** BEGIN **

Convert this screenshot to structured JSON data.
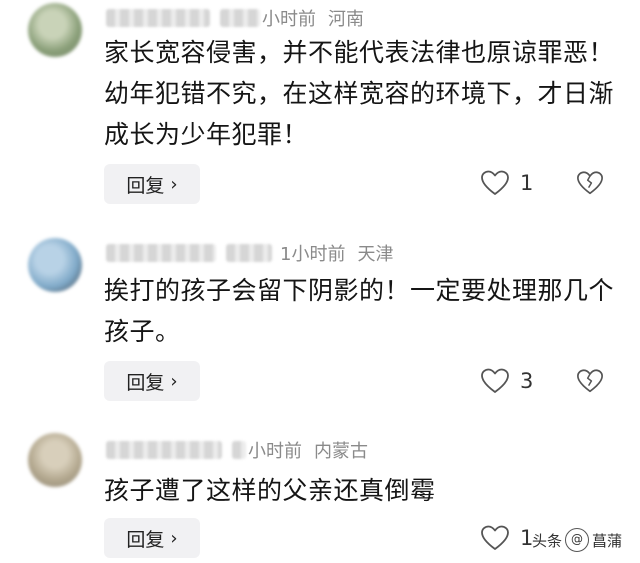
{
  "comments": [
    {
      "time": "小时前",
      "location": "河南",
      "text": "家长宽容侵害，并不能代表法律也原谅罪恶！幼年犯错不究，在这样宽容的环境下，才日渐成长为少年犯罪！",
      "reply_label": "回复",
      "likes": "1",
      "avatar_color": "#8ba07a"
    },
    {
      "time": "1小时前",
      "location": "天津",
      "text": "挨打的孩子会留下阴影的！一定要处理那几个孩子。",
      "reply_label": "回复",
      "likes": "3",
      "avatar_color": "#7fa9c8"
    },
    {
      "time": "小时前",
      "location": "内蒙古",
      "text": "孩子遭了这样的父亲还真倒霉",
      "reply_label": "回复",
      "likes": "1",
      "avatar_color": "#b3a88f"
    }
  ],
  "watermark": {
    "prefix": "头条",
    "handle": "菖蒲"
  }
}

** END **

## [WRITTEN INSTRUCTION]
Quote the entries in full. Any image among them is to be omitted from the copy.

## [ANSWER TO THE PROBLEM]
Convert this screenshot to structured JSON data.
{
  "comments": [
    {
      "time": "小时前",
      "location": "河南",
      "text": "家长宽容侵害，并不能代表法律也原谅罪恶！幼年犯错不究，在这样宽容的环境下，才日渐成长为少年犯罪！",
      "reply_label": "回复",
      "likes": "1",
      "avatar_color": "#8ba07a"
    },
    {
      "time": "1小时前",
      "location": "天津",
      "text": "挨打的孩子会留下阴影的！一定要处理那几个孩子。",
      "reply_label": "回复",
      "likes": "3",
      "avatar_color": "#7fa9c8"
    },
    {
      "time": "小时前",
      "location": "内蒙古",
      "text": "孩子遭了这样的父亲还真倒霉",
      "reply_label": "回复",
      "likes": "1",
      "avatar_color": "#b3a88f"
    }
  ],
  "watermark": {
    "prefix": "头条",
    "handle": "菖蒲"
  }
}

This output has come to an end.